EXERCISE DIRECTIONS:
Output the data below in full, character for character.

########################################

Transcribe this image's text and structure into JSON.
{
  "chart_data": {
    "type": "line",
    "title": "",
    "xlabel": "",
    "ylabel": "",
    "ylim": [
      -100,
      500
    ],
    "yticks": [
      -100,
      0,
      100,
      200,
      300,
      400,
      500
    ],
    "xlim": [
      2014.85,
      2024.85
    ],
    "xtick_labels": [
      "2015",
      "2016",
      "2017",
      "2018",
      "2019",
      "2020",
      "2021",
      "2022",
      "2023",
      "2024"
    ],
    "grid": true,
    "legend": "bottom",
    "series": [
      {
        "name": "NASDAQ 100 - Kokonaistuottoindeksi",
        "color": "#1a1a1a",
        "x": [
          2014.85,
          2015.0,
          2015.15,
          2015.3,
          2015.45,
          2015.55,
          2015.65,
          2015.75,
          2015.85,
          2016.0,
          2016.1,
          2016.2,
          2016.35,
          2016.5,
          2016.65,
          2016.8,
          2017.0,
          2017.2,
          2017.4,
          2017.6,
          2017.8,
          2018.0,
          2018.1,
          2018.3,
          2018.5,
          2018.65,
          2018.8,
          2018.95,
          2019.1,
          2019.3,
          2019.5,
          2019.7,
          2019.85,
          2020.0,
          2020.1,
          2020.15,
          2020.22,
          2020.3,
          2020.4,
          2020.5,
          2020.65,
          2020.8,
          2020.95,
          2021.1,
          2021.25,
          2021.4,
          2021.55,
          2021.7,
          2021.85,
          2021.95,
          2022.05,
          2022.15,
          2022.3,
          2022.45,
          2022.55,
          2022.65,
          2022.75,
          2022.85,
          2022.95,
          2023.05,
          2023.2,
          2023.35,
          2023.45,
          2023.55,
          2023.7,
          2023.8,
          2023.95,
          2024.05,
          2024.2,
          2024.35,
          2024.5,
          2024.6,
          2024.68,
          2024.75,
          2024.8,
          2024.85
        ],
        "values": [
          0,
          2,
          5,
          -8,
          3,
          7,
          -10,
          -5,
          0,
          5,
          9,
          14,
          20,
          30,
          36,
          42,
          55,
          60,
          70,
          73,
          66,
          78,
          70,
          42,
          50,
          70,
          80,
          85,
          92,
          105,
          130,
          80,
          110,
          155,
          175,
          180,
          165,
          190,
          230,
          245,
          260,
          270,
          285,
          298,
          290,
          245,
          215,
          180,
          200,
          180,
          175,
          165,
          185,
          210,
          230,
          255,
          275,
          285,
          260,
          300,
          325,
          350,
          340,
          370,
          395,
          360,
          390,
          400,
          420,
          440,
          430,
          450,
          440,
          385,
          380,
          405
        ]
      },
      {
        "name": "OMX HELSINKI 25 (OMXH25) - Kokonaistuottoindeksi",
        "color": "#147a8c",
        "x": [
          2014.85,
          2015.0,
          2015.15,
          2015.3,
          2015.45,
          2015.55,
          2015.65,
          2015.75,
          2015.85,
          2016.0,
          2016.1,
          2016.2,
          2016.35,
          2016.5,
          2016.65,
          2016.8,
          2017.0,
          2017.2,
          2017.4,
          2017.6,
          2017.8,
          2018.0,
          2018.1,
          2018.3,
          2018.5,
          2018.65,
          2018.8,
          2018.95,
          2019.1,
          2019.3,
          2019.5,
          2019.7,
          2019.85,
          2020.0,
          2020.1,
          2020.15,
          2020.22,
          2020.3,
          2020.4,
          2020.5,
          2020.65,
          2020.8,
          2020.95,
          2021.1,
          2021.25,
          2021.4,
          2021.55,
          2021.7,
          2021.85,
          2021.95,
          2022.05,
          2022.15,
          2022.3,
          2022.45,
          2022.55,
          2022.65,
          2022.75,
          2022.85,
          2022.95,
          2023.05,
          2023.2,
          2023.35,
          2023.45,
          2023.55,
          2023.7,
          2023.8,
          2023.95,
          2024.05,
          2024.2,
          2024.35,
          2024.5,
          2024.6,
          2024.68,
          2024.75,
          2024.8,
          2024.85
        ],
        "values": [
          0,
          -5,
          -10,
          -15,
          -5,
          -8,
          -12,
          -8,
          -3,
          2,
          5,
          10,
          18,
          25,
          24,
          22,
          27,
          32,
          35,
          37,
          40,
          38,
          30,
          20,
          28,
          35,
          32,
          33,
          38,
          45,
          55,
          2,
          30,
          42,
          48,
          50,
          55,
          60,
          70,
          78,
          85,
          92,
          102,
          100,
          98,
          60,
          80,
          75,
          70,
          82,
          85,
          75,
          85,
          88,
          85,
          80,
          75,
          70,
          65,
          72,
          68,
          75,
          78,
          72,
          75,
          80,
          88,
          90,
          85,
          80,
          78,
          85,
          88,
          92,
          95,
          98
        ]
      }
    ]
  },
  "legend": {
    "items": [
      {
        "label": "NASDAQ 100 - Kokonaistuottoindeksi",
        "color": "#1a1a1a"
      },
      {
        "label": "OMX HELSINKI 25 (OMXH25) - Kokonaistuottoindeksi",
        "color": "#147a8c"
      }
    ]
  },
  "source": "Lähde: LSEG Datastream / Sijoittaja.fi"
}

########################################

RESPONSE:
Transcribe this image's text and structure into JSON.
{
  "chart_data": {
    "type": "line",
    "title": "",
    "xlabel": "",
    "ylabel": "",
    "ylim": [
      -100,
      500
    ],
    "yticks": [
      -100,
      0,
      100,
      200,
      300,
      400,
      500
    ],
    "xlim": [
      2014.85,
      2024.85
    ],
    "xtick_labels": [
      "2015",
      "2016",
      "2017",
      "2018",
      "2019",
      "2020",
      "2021",
      "2022",
      "2023",
      "2024"
    ],
    "grid": true,
    "legend": "bottom",
    "series": [
      {
        "name": "NASDAQ 100 - Kokonaistuottoindeksi",
        "color": "#1a1a1a",
        "x": [
          2014.85,
          2015.0,
          2015.15,
          2015.3,
          2015.45,
          2015.55,
          2015.65,
          2015.75,
          2015.85,
          2016.0,
          2016.1,
          2016.2,
          2016.35,
          2016.5,
          2016.65,
          2016.8,
          2017.0,
          2017.2,
          2017.4,
          2017.6,
          2017.8,
          2018.0,
          2018.1,
          2018.3,
          2018.5,
          2018.65,
          2018.8,
          2018.95,
          2019.1,
          2019.3,
          2019.5,
          2019.7,
          2019.85,
          2020.0,
          2020.1,
          2020.15,
          2020.22,
          2020.3,
          2020.4,
          2020.5,
          2020.65,
          2020.8,
          2020.95,
          2021.1,
          2021.25,
          2021.4,
          2021.55,
          2021.7,
          2021.85,
          2021.95,
          2022.05,
          2022.15,
          2022.3,
          2022.45,
          2022.55,
          2022.65,
          2022.75,
          2022.85,
          2022.95,
          2023.05,
          2023.2,
          2023.35,
          2023.45,
          2023.55,
          2023.7,
          2023.8,
          2023.95,
          2024.05,
          2024.2,
          2024.35,
          2024.5,
          2024.6,
          2024.68,
          2024.75,
          2024.8,
          2024.85
        ],
        "values": [
          0,
          2,
          5,
          -8,
          3,
          7,
          -10,
          -5,
          0,
          5,
          9,
          14,
          20,
          30,
          36,
          42,
          55,
          60,
          70,
          73,
          66,
          78,
          70,
          42,
          50,
          70,
          80,
          85,
          92,
          105,
          130,
          80,
          110,
          155,
          175,
          180,
          165,
          190,
          230,
          245,
          260,
          270,
          285,
          298,
          290,
          245,
          215,
          180,
          200,
          180,
          175,
          165,
          185,
          210,
          230,
          255,
          275,
          285,
          260,
          300,
          325,
          350,
          340,
          370,
          395,
          360,
          390,
          400,
          420,
          440,
          430,
          450,
          440,
          385,
          380,
          405
        ]
      },
      {
        "name": "OMX HELSINKI 25 (OMXH25) - Kokonaistuottoindeksi",
        "color": "#147a8c",
        "x": [
          2014.85,
          2015.0,
          2015.15,
          2015.3,
          2015.45,
          2015.55,
          2015.65,
          2015.75,
          2015.85,
          2016.0,
          2016.1,
          2016.2,
          2016.35,
          2016.5,
          2016.65,
          2016.8,
          2017.0,
          2017.2,
          2017.4,
          2017.6,
          2017.8,
          2018.0,
          2018.1,
          2018.3,
          2018.5,
          2018.65,
          2018.8,
          2018.95,
          2019.1,
          2019.3,
          2019.5,
          2019.7,
          2019.85,
          2020.0,
          2020.1,
          2020.15,
          2020.22,
          2020.3,
          2020.4,
          2020.5,
          2020.65,
          2020.8,
          2020.95,
          2021.1,
          2021.25,
          2021.4,
          2021.55,
          2021.7,
          2021.85,
          2021.95,
          2022.05,
          2022.15,
          2022.3,
          2022.45,
          2022.55,
          2022.65,
          2022.75,
          2022.85,
          2022.95,
          2023.05,
          2023.2,
          2023.35,
          2023.45,
          2023.55,
          2023.7,
          2023.8,
          2023.95,
          2024.05,
          2024.2,
          2024.35,
          2024.5,
          2024.6,
          2024.68,
          2024.75,
          2024.8,
          2024.85
        ],
        "values": [
          0,
          -5,
          -10,
          -15,
          -5,
          -8,
          -12,
          -8,
          -3,
          2,
          5,
          10,
          18,
          25,
          24,
          22,
          27,
          32,
          35,
          37,
          40,
          38,
          30,
          20,
          28,
          35,
          32,
          33,
          38,
          45,
          55,
          2,
          30,
          42,
          48,
          50,
          55,
          60,
          70,
          78,
          85,
          92,
          102,
          100,
          98,
          60,
          80,
          75,
          70,
          82,
          85,
          75,
          85,
          88,
          85,
          80,
          75,
          70,
          65,
          72,
          68,
          75,
          78,
          72,
          75,
          80,
          88,
          90,
          85,
          80,
          78,
          85,
          88,
          92,
          95,
          98
        ]
      }
    ]
  },
  "legend": {
    "items": [
      {
        "label": "NASDAQ 100 - Kokonaistuottoindeksi",
        "color": "#1a1a1a"
      },
      {
        "label": "OMX HELSINKI 25 (OMXH25) - Kokonaistuottoindeksi",
        "color": "#147a8c"
      }
    ]
  },
  "source": "Lähde: LSEG Datastream / Sijoittaja.fi"
}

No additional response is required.